* [Исходный отрывок]
#####

Легко понять, как эти жрецы полубога Карамзина обрадовались, когда увидали, что все, что претендовало на какое-нибудь занятие русскою историею, с ожесточением накинулось на "Историю России". Этим господам было легко до сих пор: на безрыбье все раки были рыбы, привыкли к равенству при отсутствии авторитетов; мертвый Карамзин не стеснял; живые Погодин и Устрялов - также, ибо всякий мальчуган считал для себя позволенным пройтись на их счет насмешкою при очень небольшом уважении к ним в обществе. Успех двух моих диссертаций смутил, покоробил; сильно обрадовались, когда Погодин начал полемизировать против них, но все не было дружного ожесточенного нападения; молодой профессор написал две диссертации, пописывает в журналах - этим, пожалуй, все и кончится, и вдруг дерзкий выдает "Историю России" - первый том, значит, будут и другие томы, - дерзкий, которому исполнилось только тридцать лет, в Карамзины лезет, хочет быть господствующим авторитетом! Это нельзя было перенести равнодушно. Но разумеется, прежде всех не мог перенести этого равнодушно Погодин. Просидел двадцать с лишком лет на кафедре, приобрел авторитет первого знатока русской истории и на поверку что сделал? Написал две диссертации - о варягах и Несторе. А этот молокосос не только в два года своего профессорства написал две диссертации, но и теперь приступил к изданию обширной истории, хочет быть Карамзиным. Что же ему, Погодину, в гроб, что ли, ложиться? Лучше в гроб, чем стушеваться пред каким-нибудь Соловьевым. Одна надежда, что дерзкое предприятие рухнет, как рухнула "История русского народа" Полевого, но надобно ускорить это падение, ополчиться и разнести по камешкам здание при самом его начале, разнести фундамент.

#####

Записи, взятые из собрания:
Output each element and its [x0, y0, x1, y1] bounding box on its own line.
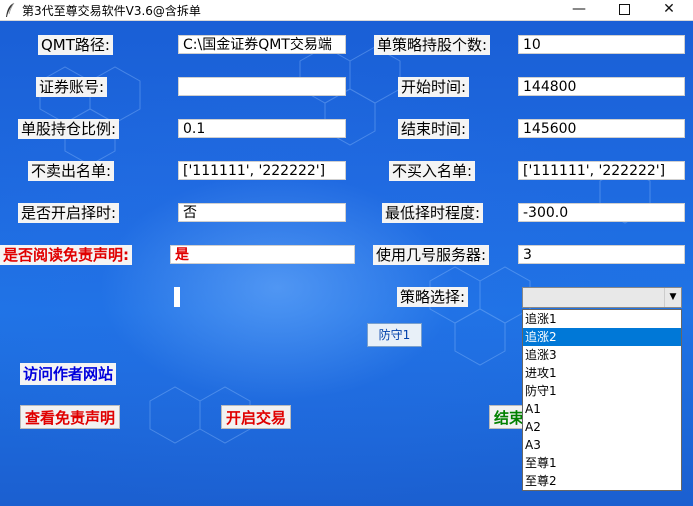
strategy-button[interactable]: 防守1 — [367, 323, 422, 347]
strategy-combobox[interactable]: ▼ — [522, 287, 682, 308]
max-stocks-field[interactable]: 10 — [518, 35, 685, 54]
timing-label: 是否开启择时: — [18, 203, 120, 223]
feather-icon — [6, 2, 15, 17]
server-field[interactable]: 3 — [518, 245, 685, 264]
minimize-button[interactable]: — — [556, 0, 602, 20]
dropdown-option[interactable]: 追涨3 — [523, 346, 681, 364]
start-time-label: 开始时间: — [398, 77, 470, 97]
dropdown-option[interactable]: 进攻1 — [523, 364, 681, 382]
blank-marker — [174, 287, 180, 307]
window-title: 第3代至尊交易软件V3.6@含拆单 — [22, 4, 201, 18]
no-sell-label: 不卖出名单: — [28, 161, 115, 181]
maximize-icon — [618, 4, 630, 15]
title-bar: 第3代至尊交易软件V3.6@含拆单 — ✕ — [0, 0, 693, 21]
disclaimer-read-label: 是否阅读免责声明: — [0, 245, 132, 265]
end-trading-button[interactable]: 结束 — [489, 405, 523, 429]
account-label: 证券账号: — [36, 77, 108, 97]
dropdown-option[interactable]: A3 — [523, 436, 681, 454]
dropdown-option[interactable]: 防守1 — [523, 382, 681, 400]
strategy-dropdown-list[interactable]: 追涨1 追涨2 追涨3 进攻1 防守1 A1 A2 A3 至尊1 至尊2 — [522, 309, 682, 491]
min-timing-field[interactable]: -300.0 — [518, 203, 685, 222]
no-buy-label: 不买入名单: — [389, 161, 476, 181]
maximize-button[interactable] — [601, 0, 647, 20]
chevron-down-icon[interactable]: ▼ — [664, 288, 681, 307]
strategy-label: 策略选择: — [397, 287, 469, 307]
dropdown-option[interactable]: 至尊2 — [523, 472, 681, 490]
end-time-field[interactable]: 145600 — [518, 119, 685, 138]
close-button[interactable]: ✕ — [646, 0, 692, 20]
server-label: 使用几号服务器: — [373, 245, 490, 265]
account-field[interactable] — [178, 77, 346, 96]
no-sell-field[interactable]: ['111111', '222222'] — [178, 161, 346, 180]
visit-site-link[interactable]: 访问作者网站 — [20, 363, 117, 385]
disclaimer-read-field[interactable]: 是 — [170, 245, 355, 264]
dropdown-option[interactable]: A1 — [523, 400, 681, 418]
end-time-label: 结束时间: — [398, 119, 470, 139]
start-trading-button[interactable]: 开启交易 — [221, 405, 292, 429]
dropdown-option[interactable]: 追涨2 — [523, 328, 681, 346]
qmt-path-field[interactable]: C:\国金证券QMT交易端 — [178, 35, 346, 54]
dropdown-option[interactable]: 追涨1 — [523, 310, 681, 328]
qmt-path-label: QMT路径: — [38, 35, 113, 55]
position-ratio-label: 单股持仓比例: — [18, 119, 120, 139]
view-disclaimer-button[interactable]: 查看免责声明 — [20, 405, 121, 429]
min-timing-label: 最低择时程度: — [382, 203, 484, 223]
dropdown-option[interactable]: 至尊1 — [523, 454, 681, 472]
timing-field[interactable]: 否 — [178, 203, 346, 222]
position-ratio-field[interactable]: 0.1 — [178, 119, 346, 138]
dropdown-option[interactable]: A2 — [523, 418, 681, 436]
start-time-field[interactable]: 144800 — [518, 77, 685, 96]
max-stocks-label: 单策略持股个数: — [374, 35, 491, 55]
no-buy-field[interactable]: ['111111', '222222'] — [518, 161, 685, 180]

#####

* [Суть задания] Объясните по исходному отрывку, почему именно Погодин прежде всех не мог равнодушно отнестись к выходу «Истории России». Уложитесь в одно–три предложения.

* [Ответ к заданию] Погодин больше двадцати лет просидел на кафедре и считался первым знатоком русской истории, но написал лишь две диссертации, о варягах и о Несторе. Молодой автор за два года профессорства тоже написал две диссертации и уже начал издавать обширную историю, желая стать новым Карамзиным. Погодину оставалось либо «стушеваться» перед ним, либо добиваться, чтобы это предприятие рухнуло.